### SHORT TASK 1
Print the records exactly as they appear, everything from the start of the records down to the line that contains "intro-paragraph: of weather", with both ends included.
>> begin PROVIDED TEXT
You are viewing a plain text version of this content. The canonical link for it is here.
Posted to solr-user@lucene.apache.org by Mareike Glock <ma...@Student.HTW-Berlin.de> on 2019/05/19 09:02:16 UTC

Problem with SolrJ and indexing PDF files

Dear Solr Team,

I am trying to index Word and PDF documents with Solr using SolrJ, but 
most of the examples I found on the internet use the SolrServer class 
which I guess is deprecated.
The connection to Solr itself is working, because I can add 
SolrInputDocuments to the index but it does not work for rich documents 
because I get an exception.
>> end PROVIDED TEXT
>> begin THE INPUT
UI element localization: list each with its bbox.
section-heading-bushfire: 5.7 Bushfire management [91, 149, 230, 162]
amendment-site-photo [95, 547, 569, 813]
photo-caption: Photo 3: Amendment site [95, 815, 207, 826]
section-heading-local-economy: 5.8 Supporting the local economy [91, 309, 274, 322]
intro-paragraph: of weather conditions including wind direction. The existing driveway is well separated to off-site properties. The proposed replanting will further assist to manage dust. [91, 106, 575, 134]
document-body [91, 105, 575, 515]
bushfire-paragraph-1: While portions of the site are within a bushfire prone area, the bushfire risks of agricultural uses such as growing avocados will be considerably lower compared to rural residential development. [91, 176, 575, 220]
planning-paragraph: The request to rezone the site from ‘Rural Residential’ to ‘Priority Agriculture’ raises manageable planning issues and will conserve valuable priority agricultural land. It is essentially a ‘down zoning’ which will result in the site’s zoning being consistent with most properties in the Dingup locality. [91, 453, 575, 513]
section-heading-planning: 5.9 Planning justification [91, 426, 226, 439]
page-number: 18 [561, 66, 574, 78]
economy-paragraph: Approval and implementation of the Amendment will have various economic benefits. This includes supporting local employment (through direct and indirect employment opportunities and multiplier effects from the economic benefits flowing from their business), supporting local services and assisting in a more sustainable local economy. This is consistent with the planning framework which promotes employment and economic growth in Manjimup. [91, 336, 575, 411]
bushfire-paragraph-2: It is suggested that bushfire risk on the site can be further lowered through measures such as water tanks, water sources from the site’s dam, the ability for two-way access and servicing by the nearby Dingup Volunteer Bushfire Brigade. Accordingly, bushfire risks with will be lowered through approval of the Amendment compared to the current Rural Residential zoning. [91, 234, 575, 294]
>> end THE INPUT
### SHORT TASK 2
From the Solr forum post, list each distinct word that begins with the capitalized letters "Solr".

### CORRECT RESULT 1
UI element localization: list each with its bbox.
section-heading-bushfire: 5.7 Bushfire management [91, 149, 230, 162]
amendment-site-photo [95, 547, 569, 813]
photo-caption: Photo 3: Amendment site [95, 815, 207, 826]
section-heading-local-economy: 5.8 Supporting the local economy [91, 309, 274, 322]
intro-paragraph: of weather conditions including wind direction. The existing driveway is well separated to off-site properties. The proposed replanting will further assist to manage dust. [91, 106, 575, 134]

### CORRECT RESULT 2
Solr
SolrJ
SolrServer
SolrInputDocuments